start Source data

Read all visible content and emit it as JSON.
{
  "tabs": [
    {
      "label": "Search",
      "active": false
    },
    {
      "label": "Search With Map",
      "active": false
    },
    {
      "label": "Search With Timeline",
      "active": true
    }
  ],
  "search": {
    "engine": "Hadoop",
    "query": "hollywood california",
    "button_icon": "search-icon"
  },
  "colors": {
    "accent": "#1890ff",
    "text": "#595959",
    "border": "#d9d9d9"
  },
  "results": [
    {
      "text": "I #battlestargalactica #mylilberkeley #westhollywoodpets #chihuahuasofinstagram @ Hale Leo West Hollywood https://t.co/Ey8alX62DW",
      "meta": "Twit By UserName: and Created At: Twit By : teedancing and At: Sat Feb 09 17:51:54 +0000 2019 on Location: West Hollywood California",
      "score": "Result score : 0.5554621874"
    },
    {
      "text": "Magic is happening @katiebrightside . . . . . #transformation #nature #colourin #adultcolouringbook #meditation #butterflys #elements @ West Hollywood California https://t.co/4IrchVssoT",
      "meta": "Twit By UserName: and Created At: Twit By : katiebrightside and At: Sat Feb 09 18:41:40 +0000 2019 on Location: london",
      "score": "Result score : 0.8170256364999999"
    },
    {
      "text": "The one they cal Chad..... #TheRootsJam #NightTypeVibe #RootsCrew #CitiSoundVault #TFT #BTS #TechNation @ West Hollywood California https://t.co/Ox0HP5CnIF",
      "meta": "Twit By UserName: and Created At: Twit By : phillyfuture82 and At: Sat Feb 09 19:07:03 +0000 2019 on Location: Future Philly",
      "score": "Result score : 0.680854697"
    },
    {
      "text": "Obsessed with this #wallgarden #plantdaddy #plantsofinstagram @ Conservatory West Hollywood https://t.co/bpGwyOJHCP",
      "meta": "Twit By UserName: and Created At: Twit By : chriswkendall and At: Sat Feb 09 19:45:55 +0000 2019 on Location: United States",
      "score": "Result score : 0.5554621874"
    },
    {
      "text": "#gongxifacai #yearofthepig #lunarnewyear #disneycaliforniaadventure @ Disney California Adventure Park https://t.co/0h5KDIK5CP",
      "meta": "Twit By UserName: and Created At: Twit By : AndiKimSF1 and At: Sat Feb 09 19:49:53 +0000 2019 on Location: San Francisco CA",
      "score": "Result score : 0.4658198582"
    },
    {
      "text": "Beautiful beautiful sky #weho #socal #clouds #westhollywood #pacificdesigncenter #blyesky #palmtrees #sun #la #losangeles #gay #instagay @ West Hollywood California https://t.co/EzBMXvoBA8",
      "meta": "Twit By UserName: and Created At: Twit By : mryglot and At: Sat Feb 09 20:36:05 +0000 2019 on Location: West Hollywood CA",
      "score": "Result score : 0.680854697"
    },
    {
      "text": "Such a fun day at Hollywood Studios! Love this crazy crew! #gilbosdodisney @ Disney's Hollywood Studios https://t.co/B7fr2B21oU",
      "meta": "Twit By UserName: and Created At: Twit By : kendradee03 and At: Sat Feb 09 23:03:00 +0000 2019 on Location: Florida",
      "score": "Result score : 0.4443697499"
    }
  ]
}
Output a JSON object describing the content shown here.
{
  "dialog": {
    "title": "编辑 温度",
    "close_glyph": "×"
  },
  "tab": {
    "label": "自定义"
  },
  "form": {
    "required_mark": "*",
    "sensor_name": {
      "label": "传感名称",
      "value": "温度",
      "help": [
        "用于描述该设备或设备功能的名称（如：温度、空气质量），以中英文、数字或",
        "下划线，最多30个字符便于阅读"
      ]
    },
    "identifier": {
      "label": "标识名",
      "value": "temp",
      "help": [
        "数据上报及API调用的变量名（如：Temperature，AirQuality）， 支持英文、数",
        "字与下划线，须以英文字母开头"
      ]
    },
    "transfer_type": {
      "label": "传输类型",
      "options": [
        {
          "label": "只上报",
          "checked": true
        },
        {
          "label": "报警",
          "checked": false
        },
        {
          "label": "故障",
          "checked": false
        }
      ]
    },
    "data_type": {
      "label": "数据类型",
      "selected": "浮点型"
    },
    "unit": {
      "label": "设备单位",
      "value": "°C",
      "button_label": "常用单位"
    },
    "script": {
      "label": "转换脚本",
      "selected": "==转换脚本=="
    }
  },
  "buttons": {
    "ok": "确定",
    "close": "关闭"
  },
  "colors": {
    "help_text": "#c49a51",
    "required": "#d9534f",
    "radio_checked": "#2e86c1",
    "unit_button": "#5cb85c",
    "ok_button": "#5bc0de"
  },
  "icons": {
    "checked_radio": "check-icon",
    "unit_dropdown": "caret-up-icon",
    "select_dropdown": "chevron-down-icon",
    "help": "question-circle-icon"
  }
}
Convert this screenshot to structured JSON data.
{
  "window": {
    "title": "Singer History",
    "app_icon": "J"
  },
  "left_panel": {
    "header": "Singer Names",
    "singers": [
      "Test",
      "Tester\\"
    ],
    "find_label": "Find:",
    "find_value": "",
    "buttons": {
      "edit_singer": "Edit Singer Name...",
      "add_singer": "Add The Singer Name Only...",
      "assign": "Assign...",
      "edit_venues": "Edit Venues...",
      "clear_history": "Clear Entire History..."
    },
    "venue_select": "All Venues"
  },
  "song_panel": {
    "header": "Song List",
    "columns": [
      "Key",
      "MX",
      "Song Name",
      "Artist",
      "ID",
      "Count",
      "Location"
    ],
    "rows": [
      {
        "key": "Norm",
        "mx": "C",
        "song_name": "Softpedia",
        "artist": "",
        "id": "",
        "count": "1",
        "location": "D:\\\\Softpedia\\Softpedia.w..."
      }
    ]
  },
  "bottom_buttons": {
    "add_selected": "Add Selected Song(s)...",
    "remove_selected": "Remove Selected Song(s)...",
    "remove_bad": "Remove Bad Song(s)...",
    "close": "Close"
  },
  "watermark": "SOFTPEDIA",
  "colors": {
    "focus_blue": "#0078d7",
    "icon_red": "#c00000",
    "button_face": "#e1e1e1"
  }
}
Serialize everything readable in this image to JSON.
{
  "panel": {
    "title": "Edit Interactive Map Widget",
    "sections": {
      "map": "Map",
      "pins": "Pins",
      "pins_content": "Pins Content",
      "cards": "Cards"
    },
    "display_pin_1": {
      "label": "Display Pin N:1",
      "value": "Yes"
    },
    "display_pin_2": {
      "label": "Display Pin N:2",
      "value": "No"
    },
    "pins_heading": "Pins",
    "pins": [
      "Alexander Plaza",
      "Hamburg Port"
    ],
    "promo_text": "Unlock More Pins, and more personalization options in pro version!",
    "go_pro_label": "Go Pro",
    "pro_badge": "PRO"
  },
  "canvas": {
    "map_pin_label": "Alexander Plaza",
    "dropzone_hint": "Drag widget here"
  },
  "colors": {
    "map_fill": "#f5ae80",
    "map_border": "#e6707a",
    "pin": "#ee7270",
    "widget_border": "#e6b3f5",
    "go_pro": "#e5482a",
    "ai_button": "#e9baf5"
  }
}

end Source data

> [Instruction]: The records above should be repeated in full, exactly as given.

> [Solution to this task]:
Read all visible content and emit it as JSON.
{
  "tabs": [
    {
      "label": "Search",
      "active": false
    },
    {
      "label": "Search With Map",
      "active": false
    },
    {
      "label": "Search With Timeline",
      "active": true
    }
  ],
  "search": {
    "engine": "Hadoop",
    "query": "hollywood california",
    "button_icon": "search-icon"
  },
  "colors": {
    "accent": "#1890ff",
    "text": "#595959",
    "border": "#d9d9d9"
  },
  "results": [
    {
      "text": "I #battlestargalactica #mylilberkeley #westhollywoodpets #chihuahuasofinstagram @ Hale Leo West Hollywood https://t.co/Ey8alX62DW",
      "meta": "Twit By UserName: and Created At: Twit By : teedancing and At: Sat Feb 09 17:51:54 +0000 2019 on Location: West Hollywood California",
      "score": "Result score : 0.5554621874"
    },
    {
      "text": "Magic is happening @katiebrightside . . . . . #transformation #nature #colourin #adultcolouringbook #meditation #butterflys #elements @ West Hollywood California https://t.co/4IrchVssoT",
      "meta": "Twit By UserName: and Created At: Twit By : katiebrightside and At: Sat Feb 09 18:41:40 +0000 2019 on Location: london",
      "score": "Result score : 0.8170256364999999"
    },
    {
      "text": "The one they cal Chad..... #TheRootsJam #NightTypeVibe #RootsCrew #CitiSoundVault #TFT #BTS #TechNation @ West Hollywood California https://t.co/Ox0HP5CnIF",
      "meta": "Twit By UserName: and Created At: Twit By : phillyfuture82 and At: Sat Feb 09 19:07:03 +0000 2019 on Location: Future Philly",
      "score": "Result score : 0.680854697"
    },
    {
      "text": "Obsessed with this #wallgarden #plantdaddy #plantsofinstagram @ Conservatory West Hollywood https://t.co/bpGwyOJHCP",
      "meta": "Twit By UserName: and Created At: Twit By : chriswkendall and At: Sat Feb 09 19:45:55 +0000 2019 on Location: United States",
      "score": "Result score : 0.5554621874"
    },
    {
      "text": "#gongxifacai #yearofthepig #lunarnewyear #disneycaliforniaadventure @ Disney California Adventure Park https://t.co/0h5KDIK5CP",
      "meta": "Twit By UserName: and Created At: Twit By : AndiKimSF1 and At: Sat Feb 09 19:49:53 +0000 2019 on Location: San Francisco CA",
      "score": "Result score : 0.4658198582"
    },
    {
      "text": "Beautiful beautiful sky #weho #socal #clouds #westhollywood #pacificdesigncenter #blyesky #palmtrees #sun #la #losangeles #gay #instagay @ West Hollywood California https://t.co/EzBMXvoBA8",
      "meta": "Twit By UserName: and Created At: Twit By : mryglot and At: Sat Feb 09 20:36:05 +0000 2019 on Location: West Hollywood CA",
      "score": "Result score : 0.680854697"
    },
    {
      "text": "Such a fun day at Hollywood Studios! Love this crazy crew! #gilbosdodisney @ Disney's Hollywood Studios https://t.co/B7fr2B21oU",
      "meta": "Twit By UserName: and Created At: Twit By : kendradee03 and At: Sat Feb 09 23:03:00 +0000 2019 on Location: Florida",
      "score": "Result score : 0.4443697499"
    }
  ]
}
Output a JSON object describing the content shown here.
{
  "dialog": {
    "title": "编辑 温度",
    "close_glyph": "×"
  },
  "tab": {
    "label": "自定义"
  },
  "form": {
    "required_mark": "*",
    "sensor_name": {
      "label": "传感名称",
      "value": "温度",
      "help": [
        "用于描述该设备或设备功能的名称（如：温度、空气质量），以中英文、数字或",
        "下划线，最多30个字符便于阅读"
      ]
    },
    "identifier": {
      "label": "标识名",
      "value": "temp",
      "help": [
        "数据上报及API调用的变量名（如：Temperature，AirQuality）， 支持英文、数",
        "字与下划线，须以英文字母开头"
      ]
    },
    "transfer_type": {
      "label": "传输类型",
      "options": [
        {
          "label": "只上报",
          "checked": true
        },
        {
          "label": "报警",
          "checked": false
        },
        {
          "label": "故障",
          "checked": false
        }
      ]
    },
    "data_type": {
      "label": "数据类型",
      "selected": "浮点型"
    },
    "unit": {
      "label": "设备单位",
      "value": "°C",
      "button_label": "常用单位"
    },
    "script": {
      "label": "转换脚本",
      "selected": "==转换脚本=="
    }
  },
  "buttons": {
    "ok": "确定",
    "close": "关闭"
  },
  "colors": {
    "help_text": "#c49a51",
    "required": "#d9534f",
    "radio_checked": "#2e86c1",
    "unit_button": "#5cb85c",
    "ok_button": "#5bc0de"
  },
  "icons": {
    "checked_radio": "check-icon",
    "unit_dropdown": "caret-up-icon",
    "select_dropdown": "chevron-down-icon",
    "help": "question-circle-icon"
  }
}
Convert this screenshot to structured JSON data.
{
  "window": {
    "title": "Singer History",
    "app_icon": "J"
  },
  "left_panel": {
    "header": "Singer Names",
    "singers": [
      "Test",
      "Tester\\"
    ],
    "find_label": "Find:",
    "find_value": "",
    "buttons": {
      "edit_singer": "Edit Singer Name...",
      "add_singer": "Add The Singer Name Only...",
      "assign": "Assign...",
      "edit_venues": "Edit Venues...",
      "clear_history": "Clear Entire History..."
    },
    "venue_select": "All Venues"
  },
  "song_panel": {
    "header": "Song List",
    "columns": [
      "Key",
      "MX",
      "Song Name",
      "Artist",
      "ID",
      "Count",
      "Location"
    ],
    "rows": [
      {
        "key": "Norm",
        "mx": "C",
        "song_name": "Softpedia",
        "artist": "",
        "id": "",
        "count": "1",
        "location": "D:\\\\Softpedia\\Softpedia.w..."
      }
    ]
  },
  "bottom_buttons": {
    "add_selected": "Add Selected Song(s)...",
    "remove_selected": "Remove Selected Song(s)...",
    "remove_bad": "Remove Bad Song(s)...",
    "close": "Close"
  },
  "watermark": "SOFTPEDIA",
  "colors": {
    "focus_blue": "#0078d7",
    "icon_red": "#c00000",
    "button_face": "#e1e1e1"
  }
}
Serialize everything readable in this image to JSON.
{
  "panel": {
    "title": "Edit Interactive Map Widget",
    "sections": {
      "map": "Map",
      "pins": "Pins",
      "pins_content": "Pins Content",
      "cards": "Cards"
    },
    "display_pin_1": {
      "label": "Display Pin N:1",
      "value": "Yes"
    },
    "display_pin_2": {
      "label": "Display Pin N:2",
      "value": "No"
    },
    "pins_heading": "Pins",
    "pins": [
      "Alexander Plaza",
      "Hamburg Port"
    ],
    "promo_text": "Unlock More Pins, and more personalization options in pro version!",
    "go_pro_label": "Go Pro",
    "pro_badge": "PRO"
  },
  "canvas": {
    "map_pin_label": "Alexander Plaza",
    "dropzone_hint": "Drag widget here"
  },
  "colors": {
    "map_fill": "#f5ae80",
    "map_border": "#e6707a",
    "pin": "#ee7270",
    "widget_border": "#e6b3f5",
    "go_pro": "#e5482a",
    "ai_button": "#e9baf5"
  }
}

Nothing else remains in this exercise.